(Data for this task)
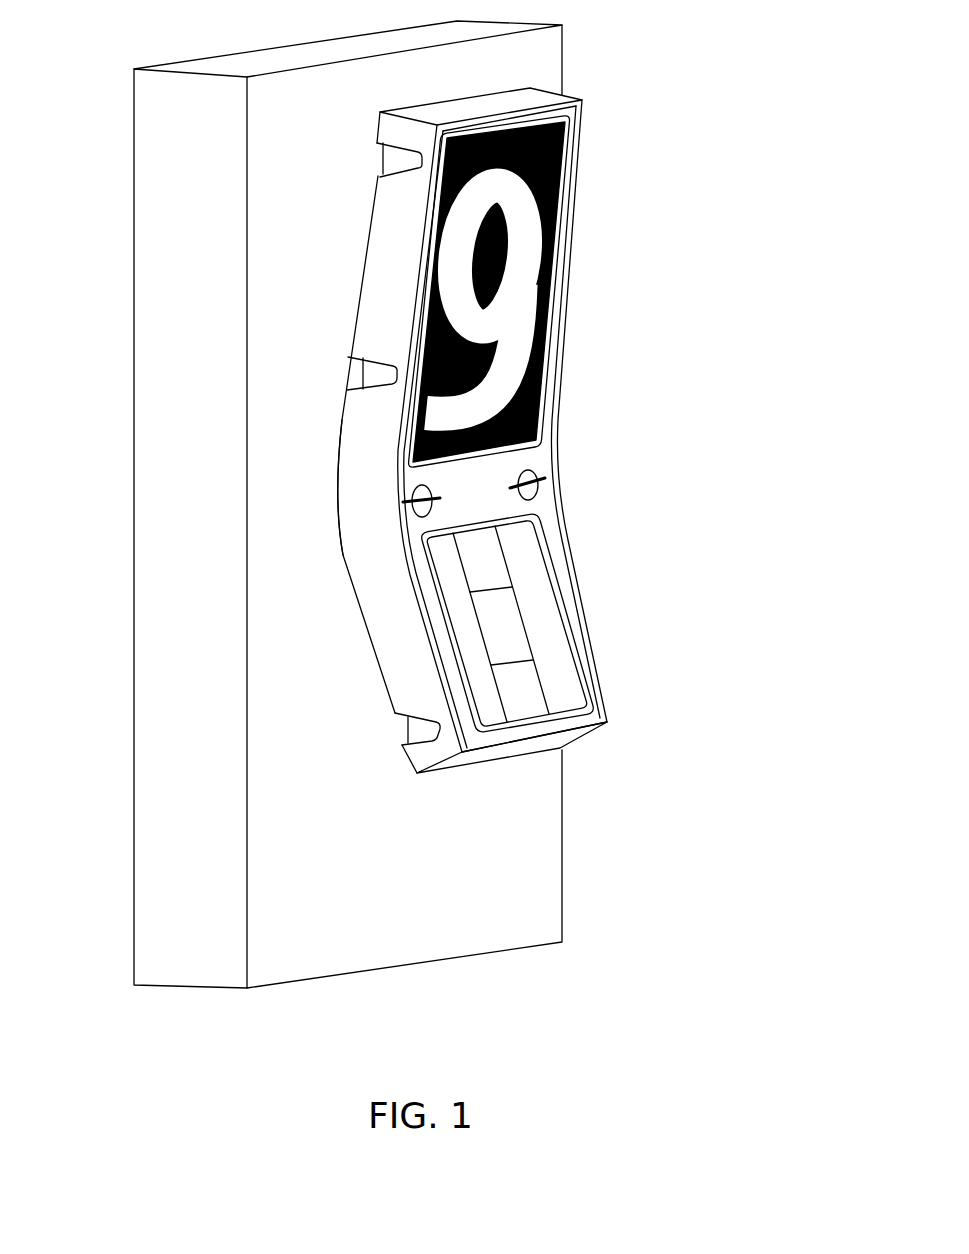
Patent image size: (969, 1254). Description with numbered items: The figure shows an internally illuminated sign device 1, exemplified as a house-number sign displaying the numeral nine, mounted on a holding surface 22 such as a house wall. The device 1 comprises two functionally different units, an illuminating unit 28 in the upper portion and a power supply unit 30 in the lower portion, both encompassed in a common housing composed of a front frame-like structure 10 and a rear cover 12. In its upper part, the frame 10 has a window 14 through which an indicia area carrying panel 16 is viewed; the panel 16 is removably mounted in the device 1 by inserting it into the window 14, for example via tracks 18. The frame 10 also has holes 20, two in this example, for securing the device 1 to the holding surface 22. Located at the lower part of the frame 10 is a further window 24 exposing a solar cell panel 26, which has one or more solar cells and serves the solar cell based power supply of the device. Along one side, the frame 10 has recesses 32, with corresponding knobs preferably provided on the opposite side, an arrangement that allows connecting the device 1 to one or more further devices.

The sign device 1 is at (780, 70).
The front frame-like structure 10 is at (592, 117).
The rear cover 12 is at (378, 157).
The window 14 is at (557, 223).
The indicia area carrying panel 16 is at (566, 157).
The tracks 18 is at (405, 465).
The holes 20 is at (410, 517).
The holding surface 22 is at (200, 318).
The further window 24 is at (522, 618).
The solar cell panel 26 is at (527, 710).
The illuminating unit 28 is at (723, 102).
The power supply unit 30 is at (720, 505).
The recesses 32 is at (402, 165).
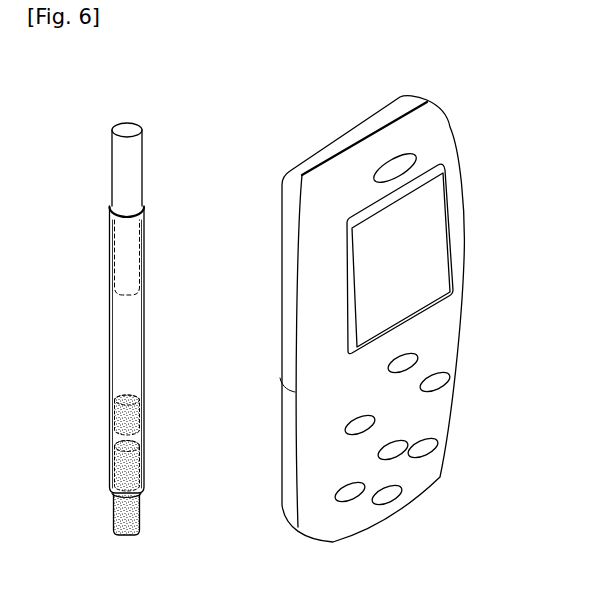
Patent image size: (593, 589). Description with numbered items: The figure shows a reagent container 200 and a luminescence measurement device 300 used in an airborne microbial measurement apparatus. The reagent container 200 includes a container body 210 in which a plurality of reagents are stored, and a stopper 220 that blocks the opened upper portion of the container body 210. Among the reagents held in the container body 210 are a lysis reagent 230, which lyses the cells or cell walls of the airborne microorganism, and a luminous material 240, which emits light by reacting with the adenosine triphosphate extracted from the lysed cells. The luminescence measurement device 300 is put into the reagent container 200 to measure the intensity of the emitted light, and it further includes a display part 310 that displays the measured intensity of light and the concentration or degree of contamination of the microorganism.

The reagent container 200 is at (75, 124).
The container body 210 is at (119, 332).
The stopper 220 is at (135, 164).
The lysis reagent 230 is at (107, 424).
The luminous material 240 is at (107, 476).
The luminescence measurement device 300 is at (345, 105).
The display part 310 is at (408, 197).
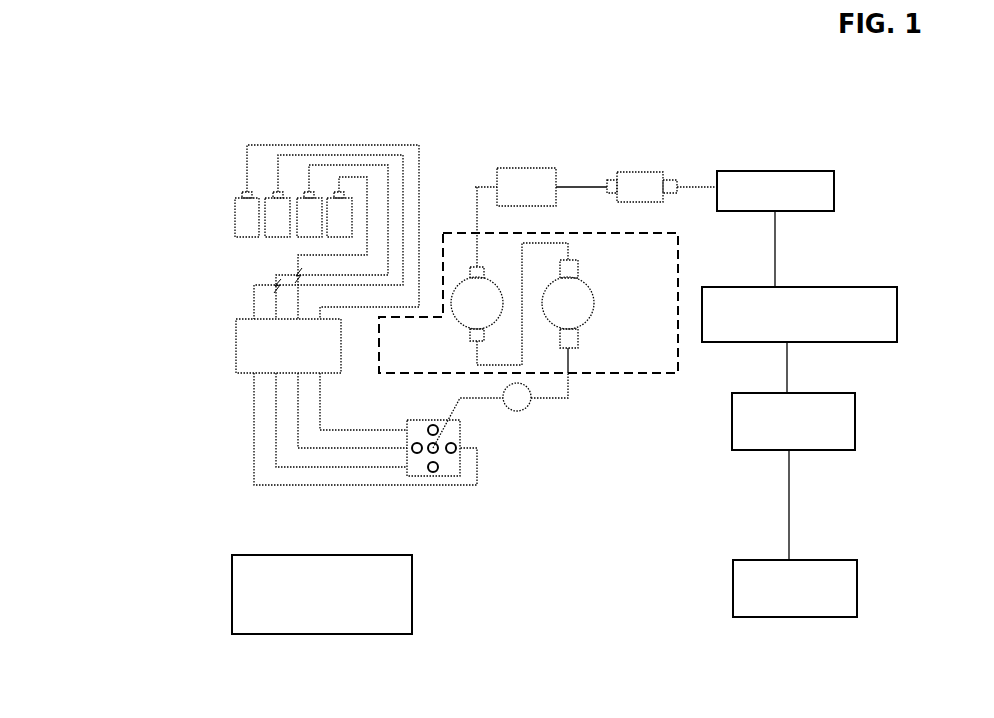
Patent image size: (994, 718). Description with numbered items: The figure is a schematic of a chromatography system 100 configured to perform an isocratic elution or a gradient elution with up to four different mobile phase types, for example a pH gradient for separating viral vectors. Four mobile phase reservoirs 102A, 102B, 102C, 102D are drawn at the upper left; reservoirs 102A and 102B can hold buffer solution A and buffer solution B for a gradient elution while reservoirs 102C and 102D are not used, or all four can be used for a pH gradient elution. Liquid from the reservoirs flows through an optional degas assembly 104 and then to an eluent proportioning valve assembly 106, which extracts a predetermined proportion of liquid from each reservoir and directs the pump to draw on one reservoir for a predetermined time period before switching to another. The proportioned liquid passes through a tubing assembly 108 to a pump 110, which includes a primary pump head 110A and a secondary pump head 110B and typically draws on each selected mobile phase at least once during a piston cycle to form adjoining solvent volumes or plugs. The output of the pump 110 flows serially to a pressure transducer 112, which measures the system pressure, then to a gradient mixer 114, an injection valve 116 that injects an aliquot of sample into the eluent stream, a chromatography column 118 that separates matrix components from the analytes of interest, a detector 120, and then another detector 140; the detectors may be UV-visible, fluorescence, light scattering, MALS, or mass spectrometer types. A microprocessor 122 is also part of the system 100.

The chromatography system 100 is at (411, 88).
The mobile phase reservoir 102A is at (328, 238).
The mobile phase reservoir 102B is at (297, 238).
The mobile phase reservoir 102C is at (265, 238).
The mobile phase reservoir 102D is at (235, 197).
The degas assembly 104 is at (236, 365).
The eluent proportioning valve assembly 106 is at (460, 435).
The tubing assembly 108 is at (530, 402).
The pump 110 is at (638, 373).
The primary pump head 110A is at (590, 312).
The secondary pump head 110B is at (497, 282).
The pressure transducer 112 is at (557, 177).
The gradient mixer 114 is at (663, 177).
The injection valve 116 is at (788, 171).
The chromatography column 118 is at (827, 287).
The detector 120 is at (853, 403).
The microprocessor 122 is at (317, 635).
The detector 140 is at (855, 578).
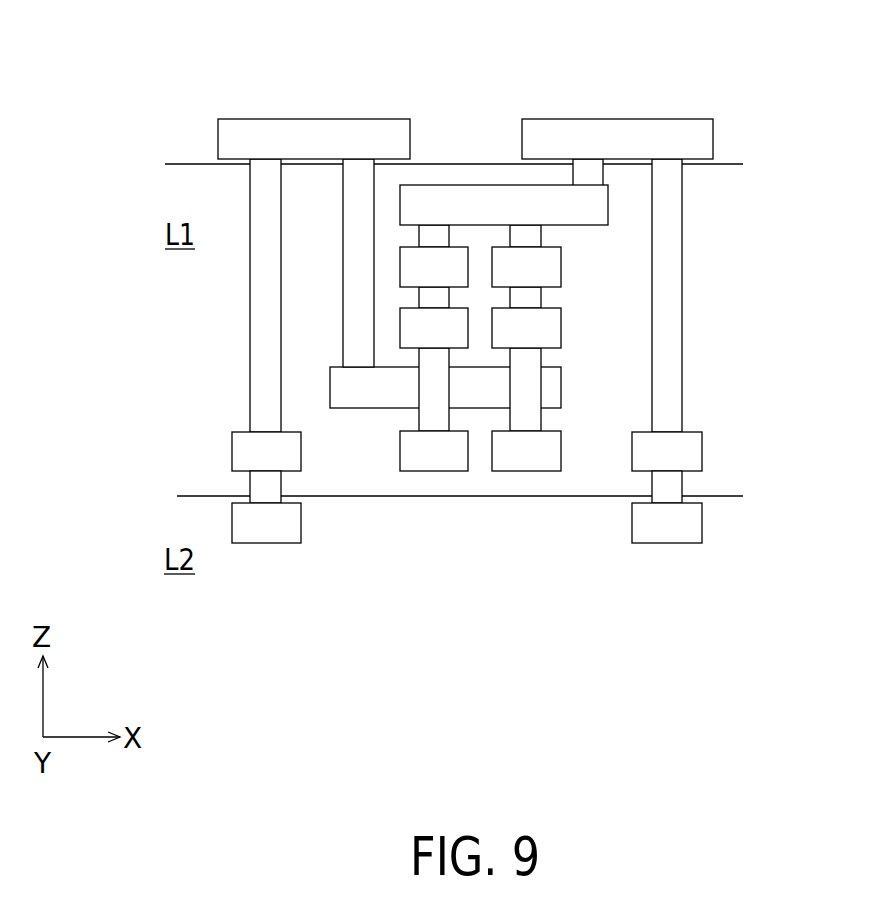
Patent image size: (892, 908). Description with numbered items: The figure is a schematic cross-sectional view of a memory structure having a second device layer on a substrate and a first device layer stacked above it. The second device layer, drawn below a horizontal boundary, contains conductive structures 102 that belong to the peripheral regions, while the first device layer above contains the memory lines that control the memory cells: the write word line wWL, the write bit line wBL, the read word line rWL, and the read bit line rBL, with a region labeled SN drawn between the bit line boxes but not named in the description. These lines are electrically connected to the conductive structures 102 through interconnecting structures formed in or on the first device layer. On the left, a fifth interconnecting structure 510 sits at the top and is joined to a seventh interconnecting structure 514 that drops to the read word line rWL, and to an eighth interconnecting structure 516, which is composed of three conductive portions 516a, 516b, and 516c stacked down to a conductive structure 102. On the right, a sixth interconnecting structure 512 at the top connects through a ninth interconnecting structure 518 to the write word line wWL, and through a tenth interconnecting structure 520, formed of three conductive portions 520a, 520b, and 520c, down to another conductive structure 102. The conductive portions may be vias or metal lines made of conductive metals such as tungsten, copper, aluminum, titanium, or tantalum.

The conductive structures 102 is at (265, 530).
The fifth interconnecting structure 510 is at (313, 138).
The sixth interconnecting structure 512 is at (633, 135).
The seventh interconnecting structure 514 is at (368, 187).
The ninth interconnecting structure 518 is at (590, 167).
The eighth interconnecting structure 516 is at (199, 331).
The conductive portion 516a is at (267, 328).
The conductive portion 516b is at (243, 448).
The conductive portion 516c is at (224, 459).
The tenth interconnecting structure 520 is at (734, 331).
The conductive portion 520a is at (666, 328).
The conductive portion 520b is at (692, 448).
The conductive portion 520c is at (709, 459).
The write word line wWL is at (605, 205).
The write bit line wBL is at (561, 274).
The storage node SN is at (522, 309).
The read word line rWL is at (561, 391).
The read bit line rBL is at (561, 453).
(End Data for this task)
A word-for-word copy of the data, without its pictures, is what is needed.

Patent image size: (969, 1254). Description with numbered items: The figure shows an internally illuminated sign device 1, exemplified as a house-number sign displaying the numeral nine, mounted on a holding surface 22 such as a house wall. The device 1 comprises two functionally different units, an illuminating unit 28 in the upper portion and a power supply unit 30 in the lower portion, both encompassed in a common housing composed of a front frame-like structure 10 and a rear cover 12. In its upper part, the frame 10 has a window 14 through which an indicia area carrying panel 16 is viewed; the panel 16 is removably mounted in the device 1 by inserting it into the window 14, for example via tracks 18. The frame 10 also has holes 20, two in this example, for securing the device 1 to the holding surface 22. Located at the lower part of the frame 10 is a further window 24 exposing a solar cell panel 26, which has one or more solar cells and serves the solar cell based power supply of the device. Along one side, the frame 10 has recesses 32, with corresponding knobs preferably provided on the opposite side, an arrangement that allows connecting the device 1 to one or more further devices.

The sign device 1 is at (780, 70).
The front frame-like structure 10 is at (592, 117).
The rear cover 12 is at (378, 157).
The window 14 is at (557, 223).
The indicia area carrying panel 16 is at (566, 157).
The tracks 18 is at (405, 465).
The holes 20 is at (410, 517).
The holding surface 22 is at (200, 318).
The further window 24 is at (522, 618).
The solar cell panel 26 is at (527, 710).
The illuminating unit 28 is at (723, 102).
The power supply unit 30 is at (720, 505).
The recesses 32 is at (402, 165).
Patent image size: (593, 589). Description with numbered items: The figure shows a reagent container 200 and a luminescence measurement device 300 used in an airborne microbial measurement apparatus. The reagent container 200 includes a container body 210 in which a plurality of reagents are stored, and a stopper 220 that blocks the opened upper portion of the container body 210. Among the reagents held in the container body 210 are a lysis reagent 230, which lyses the cells or cell walls of the airborne microorganism, and a luminous material 240, which emits light by reacting with the adenosine triphosphate extracted from the lysed cells. The luminescence measurement device 300 is put into the reagent container 200 to measure the intensity of the emitted light, and it further includes a display part 310 that displays the measured intensity of light and the concentration or degree of contamination of the microorganism.

The reagent container 200 is at (75, 124).
The container body 210 is at (119, 332).
The stopper 220 is at (135, 164).
The lysis reagent 230 is at (107, 424).
The luminous material 240 is at (107, 476).
The luminescence measurement device 300 is at (345, 105).
The display part 310 is at (408, 197).
Patent image size: (994, 718). Description with numbered items: The figure is a schematic of a chromatography system 100 configured to perform an isocratic elution or a gradient elution with up to four different mobile phase types, for example a pH gradient for separating viral vectors. Four mobile phase reservoirs 102A, 102B, 102C, 102D are drawn at the upper left; reservoirs 102A and 102B can hold buffer solution A and buffer solution B for a gradient elution while reservoirs 102C and 102D are not used, or all four can be used for a pH gradient elution. Liquid from the reservoirs flows through an optional degas assembly 104 and then to an eluent proportioning valve assembly 106, which extracts a predetermined proportion of liquid from each reservoir and directs the pump to draw on one reservoir for a predetermined time period before switching to another. The proportioned liquid passes through a tubing assembly 108 to a pump 110, which includes a primary pump head 110A and a secondary pump head 110B and typically draws on each selected mobile phase at least once during a piston cycle to form adjoining solvent volumes or plugs. The output of the pump 110 flows serially to a pressure transducer 112, which measures the system pressure, then to a gradient mixer 114, an injection valve 116 that injects an aliquot of sample into the eluent stream, a chromatography column 118 that separates matrix components from the analytes of interest, a detector 120, and then another detector 140; the detectors may be UV-visible, fluorescence, light scattering, MALS, or mass spectrometer types. A microprocessor 122 is also part of the system 100.

The chromatography system 100 is at (411, 88).
The mobile phase reservoir 102A is at (328, 238).
The mobile phase reservoir 102B is at (297, 238).
The mobile phase reservoir 102C is at (265, 238).
The mobile phase reservoir 102D is at (235, 197).
The degas assembly 104 is at (236, 365).
The eluent proportioning valve assembly 106 is at (460, 435).
The tubing assembly 108 is at (530, 402).
The pump 110 is at (638, 373).
The primary pump head 110A is at (590, 312).
The secondary pump head 110B is at (497, 282).
The pressure transducer 112 is at (557, 177).
The gradient mixer 114 is at (663, 177).
The injection valve 116 is at (788, 171).
The chromatography column 118 is at (827, 287).
The detector 120 is at (853, 403).
The microprocessor 122 is at (317, 635).
The detector 140 is at (855, 578).
Patent image size: (892, 908). Description with numbered items: The figure is a schematic cross-sectional view of a memory structure having a second device layer on a substrate and a first device layer stacked above it. The second device layer, drawn below a horizontal boundary, contains conductive structures 102 that belong to the peripheral regions, while the first device layer above contains the memory lines that control the memory cells: the write word line wWL, the write bit line wBL, the read word line rWL, and the read bit line rBL, with a region labeled SN drawn between the bit line boxes but not named in the description. These lines are electrically connected to the conductive structures 102 through interconnecting structures formed in or on the first device layer. On the left, a fifth interconnecting structure 510 sits at the top and is joined to a seventh interconnecting structure 514 that drops to the read word line rWL, and to an eighth interconnecting structure 516, which is composed of three conductive portions 516a, 516b, and 516c stacked down to a conductive structure 102. On the right, a sixth interconnecting structure 512 at the top connects through a ninth interconnecting structure 518 to the write word line wWL, and through a tenth interconnecting structure 520, formed of three conductive portions 520a, 520b, and 520c, down to another conductive structure 102. The conductive portions may be vias or metal lines made of conductive metals such as tungsten, copper, aluminum, titanium, or tantalum.

The conductive structures 102 is at (265, 530).
The fifth interconnecting structure 510 is at (313, 138).
The sixth interconnecting structure 512 is at (633, 135).
The seventh interconnecting structure 514 is at (368, 187).
The ninth interconnecting structure 518 is at (590, 167).
The eighth interconnecting structure 516 is at (199, 331).
The conductive portion 516a is at (267, 328).
The conductive portion 516b is at (243, 448).
The conductive portion 516c is at (224, 459).
The tenth interconnecting structure 520 is at (734, 331).
The conductive portion 520a is at (666, 328).
The conductive portion 520b is at (692, 448).
The conductive portion 520c is at (709, 459).
The write word line wWL is at (605, 205).
The write bit line wBL is at (561, 274).
The storage node SN is at (522, 309).
The read word line rWL is at (561, 391).
The read bit line rBL is at (561, 453).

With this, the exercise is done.